The defense establishment examined nearly forty basing modes before President Carter made his 12 June 1979 decision to proceed with full scale engineering development of the Missile-X. The President augmented this decision on 7 September 1979 with the selection of a horizontal multiple protective shelter basing plan for the new missile. Full scale engineering development began one week later.

Of all the MX ballistic missile deployment concepts, perhaps none was as elaborate as deep basing. In this concept, peacekeeper missiles were to be transported by rail through an extensive maze of rock tunnels. The tunnels were deep enough to protect the missiles and support facilities from the direct hit of large nuclear bombs. After attack, tunnels or shafts were bored to the surface and the missiles could then be launched. Special Projects studied concept variations for several years during the eighties. The studies included tunnel excavation, mucking, and support systems; underground nuclear, diesel generator, and fuel cell power plants; and ice, water, and steam heat sinks. During these studies, tunnel facilities were characterized and construction cost estimates and schedules were prepared.

In the eighties, the design commenced on the rail garrison facilities required to deploy the MX ballistic missile. In the original horizontal shelters concept, missiles were transported by trailer erector launchers (TEL) through a maze of roadways leading to hardened shelters. The concept used both decoys and real missiles to enhance survivability. Design of a base fire station had already started when this deployment concept was canceled by the new administration.
·····
§ Actions to take
1: For the passage on MX missile basing, decide whether each statement agrees with it. Answer yes or no and quote the deciding words.
(a) President Carter decided on 12 June 1979 to proceed with full scale engineering development of the Missile-X.
(b) In the deep basing concept, missiles were to be moved by trailer along roadways.
(c) The horizontal shelters concept relied on real missiles alone.
2: Answer these questions from the passage on MX missile basing.
(a) About how many basing modes were examined before the 12 June 1979 decision?
(b) Which heat sinks were included in the deep basing studies?
(c) Which design had already started when the horizontal shelters concept was canceled?
3: Carry on the passage on MX missile basing, starting after its last sentence.
The data after this point come from a different source.

§ Dataset excerpt
·····
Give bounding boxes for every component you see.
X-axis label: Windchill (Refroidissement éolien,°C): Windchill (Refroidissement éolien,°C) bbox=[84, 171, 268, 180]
·····
§ Answers given
1:
(a) Yes: "President Carter made his 12 June 1979 decision to proceed with full scale engineering development of the Missile-X"
(b) No: "peacekeeper missiles were to be transported by rail through an extensive maze of rock tunnels"
(c) No: "The concept used both decoys and real missiles to enhance survivability."

2:
(a) Nearly forty.
(b) Ice, water, and steam heat sinks.
(c) The design of a base fire station.

3:
President Reagan, desiring more rapid deployment of the new missile, canceled the horizontal shelter plan on 2 October 1981 and advocated the deployment of a limited number of M-X missiles in superhardened Titan II or Minuteman silos. On 22 November 1982, the President further refined his position by announcing Closely Spaced Basing as the final solution to the M-X basing problem. President Reagan used the same speech to indicate his preference for "Peacekeeper" as the name of the M-X missile. Congress, which had rejected interim Peacekeeper basing in Minuteman silos in March 1982, also rejected Closely Spaced Basing and refused to approve Peacekeeper funding. The Congress further insisted that the President undertake a comprehensive technical assessment of the ICBM and basing alternatives.

President Reagan responded by first directing Headquarters Air Force to conduct a technical assessment. The Air Force report, completed in March 1983, advocated deployment of a new, highly accurate ICBM in sufficient numbers to eliminate the Soviet Union's "coercive advantage." The Air Force also recommended concurrent deployment of a survivable basing method that allowed credible, effective, and timely retaliation. A critical point in the Air Force assessment was the need to deploy an ICBM quickly as a demonstration of national resolve to preserve deterrence.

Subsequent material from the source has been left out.